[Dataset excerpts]

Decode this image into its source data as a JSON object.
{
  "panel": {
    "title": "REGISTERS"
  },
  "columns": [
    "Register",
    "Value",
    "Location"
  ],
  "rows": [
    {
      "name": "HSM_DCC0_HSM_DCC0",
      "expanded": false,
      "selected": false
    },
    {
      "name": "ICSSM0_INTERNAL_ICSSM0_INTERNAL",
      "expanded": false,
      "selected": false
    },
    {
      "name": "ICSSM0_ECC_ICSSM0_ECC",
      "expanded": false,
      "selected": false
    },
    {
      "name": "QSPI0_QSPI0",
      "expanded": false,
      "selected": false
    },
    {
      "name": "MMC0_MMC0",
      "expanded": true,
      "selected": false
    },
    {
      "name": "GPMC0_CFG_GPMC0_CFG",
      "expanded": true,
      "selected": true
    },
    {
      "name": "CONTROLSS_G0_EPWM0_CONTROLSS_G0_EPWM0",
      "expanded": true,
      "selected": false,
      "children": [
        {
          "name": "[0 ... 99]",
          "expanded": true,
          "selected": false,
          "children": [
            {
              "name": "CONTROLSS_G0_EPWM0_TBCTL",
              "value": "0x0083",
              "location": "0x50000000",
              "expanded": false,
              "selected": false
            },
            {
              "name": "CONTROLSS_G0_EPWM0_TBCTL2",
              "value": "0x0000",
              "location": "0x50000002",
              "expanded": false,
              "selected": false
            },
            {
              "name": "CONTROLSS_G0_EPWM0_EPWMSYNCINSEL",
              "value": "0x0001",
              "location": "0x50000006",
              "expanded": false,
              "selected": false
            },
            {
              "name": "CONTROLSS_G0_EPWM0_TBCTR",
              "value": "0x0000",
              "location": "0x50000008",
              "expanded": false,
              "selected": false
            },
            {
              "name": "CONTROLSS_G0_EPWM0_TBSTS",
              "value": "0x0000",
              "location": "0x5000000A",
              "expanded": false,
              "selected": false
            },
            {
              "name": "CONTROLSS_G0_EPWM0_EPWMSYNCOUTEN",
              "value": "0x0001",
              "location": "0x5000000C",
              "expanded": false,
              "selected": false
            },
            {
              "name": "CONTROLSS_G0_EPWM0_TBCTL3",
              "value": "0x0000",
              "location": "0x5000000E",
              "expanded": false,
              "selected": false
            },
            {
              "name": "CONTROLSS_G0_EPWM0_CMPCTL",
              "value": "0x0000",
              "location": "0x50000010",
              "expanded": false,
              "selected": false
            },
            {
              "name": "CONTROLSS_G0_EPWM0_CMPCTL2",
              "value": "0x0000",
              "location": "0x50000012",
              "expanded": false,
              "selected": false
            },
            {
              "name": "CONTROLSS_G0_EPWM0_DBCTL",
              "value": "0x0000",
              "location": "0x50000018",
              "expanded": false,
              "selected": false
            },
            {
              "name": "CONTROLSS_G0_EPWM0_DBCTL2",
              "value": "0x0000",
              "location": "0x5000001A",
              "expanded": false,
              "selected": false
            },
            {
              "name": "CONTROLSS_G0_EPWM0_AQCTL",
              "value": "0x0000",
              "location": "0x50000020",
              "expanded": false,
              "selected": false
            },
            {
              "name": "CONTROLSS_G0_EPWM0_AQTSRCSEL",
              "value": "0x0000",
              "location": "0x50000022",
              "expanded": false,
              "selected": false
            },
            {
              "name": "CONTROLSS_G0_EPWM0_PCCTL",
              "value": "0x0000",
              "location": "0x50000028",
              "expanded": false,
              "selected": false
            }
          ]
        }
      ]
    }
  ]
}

# Instruction:
All of the entries need to be reproduced exactly; please write them out.

# Complete response:
Decode this image into its source data as a JSON object.
{
  "panel": {
    "title": "REGISTERS"
  },
  "columns": [
    "Register",
    "Value",
    "Location"
  ],
  "rows": [
    {
      "name": "HSM_DCC0_HSM_DCC0",
      "expanded": false,
      "selected": false
    },
    {
      "name": "ICSSM0_INTERNAL_ICSSM0_INTERNAL",
      "expanded": false,
      "selected": false
    },
    {
      "name": "ICSSM0_ECC_ICSSM0_ECC",
      "expanded": false,
      "selected": false
    },
    {
      "name": "QSPI0_QSPI0",
      "expanded": false,
      "selected": false
    },
    {
      "name": "MMC0_MMC0",
      "expanded": true,
      "selected": false
    },
    {
      "name": "GPMC0_CFG_GPMC0_CFG",
      "expanded": true,
      "selected": true
    },
    {
      "name": "CONTROLSS_G0_EPWM0_CONTROLSS_G0_EPWM0",
      "expanded": true,
      "selected": false,
      "children": [
        {
          "name": "[0 ... 99]",
          "expanded": true,
          "selected": false,
          "children": [
            {
              "name": "CONTROLSS_G0_EPWM0_TBCTL",
              "value": "0x0083",
              "location": "0x50000000",
              "expanded": false,
              "selected": false
            },
            {
              "name": "CONTROLSS_G0_EPWM0_TBCTL2",
              "value": "0x0000",
              "location": "0x50000002",
              "expanded": false,
              "selected": false
            },
            {
              "name": "CONTROLSS_G0_EPWM0_EPWMSYNCINSEL",
              "value": "0x0001",
              "location": "0x50000006",
              "expanded": false,
              "selected": false
            },
            {
              "name": "CONTROLSS_G0_EPWM0_TBCTR",
              "value": "0x0000",
              "location": "0x50000008",
              "expanded": false,
              "selected": false
            },
            {
              "name": "CONTROLSS_G0_EPWM0_TBSTS",
              "value": "0x0000",
              "location": "0x5000000A",
              "expanded": false,
              "selected": false
            },
            {
              "name": "CONTROLSS_G0_EPWM0_EPWMSYNCOUTEN",
              "value": "0x0001",
              "location": "0x5000000C",
              "expanded": false,
              "selected": false
            },
            {
              "name": "CONTROLSS_G0_EPWM0_TBCTL3",
              "value": "0x0000",
              "location": "0x5000000E",
              "expanded": false,
              "selected": false
            },
            {
              "name": "CONTROLSS_G0_EPWM0_CMPCTL",
              "value": "0x0000",
              "location": "0x50000010",
              "expanded": false,
              "selected": false
            },
            {
              "name": "CONTROLSS_G0_EPWM0_CMPCTL2",
              "value": "0x0000",
              "location": "0x50000012",
              "expanded": false,
              "selected": false
            },
            {
              "name": "CONTROLSS_G0_EPWM0_DBCTL",
              "value": "0x0000",
              "location": "0x50000018",
              "expanded": false,
              "selected": false
            },
            {
              "name": "CONTROLSS_G0_EPWM0_DBCTL2",
              "value": "0x0000",
              "location": "0x5000001A",
              "expanded": false,
              "selected": false
            },
            {
              "name": "CONTROLSS_G0_EPWM0_AQCTL",
              "value": "0x0000",
              "location": "0x50000020",
              "expanded": false,
              "selected": false
            },
            {
              "name": "CONTROLSS_G0_EPWM0_AQTSRCSEL",
              "value": "0x0000",
              "location": "0x50000022",
              "expanded": false,
              "selected": false
            },
            {
              "name": "CONTROLSS_G0_EPWM0_PCCTL",
              "value": "0x0000",
              "location": "0x50000028",
              "expanded": false,
              "selected": false
            }
          ]
        }
      ]
    }
  ]
}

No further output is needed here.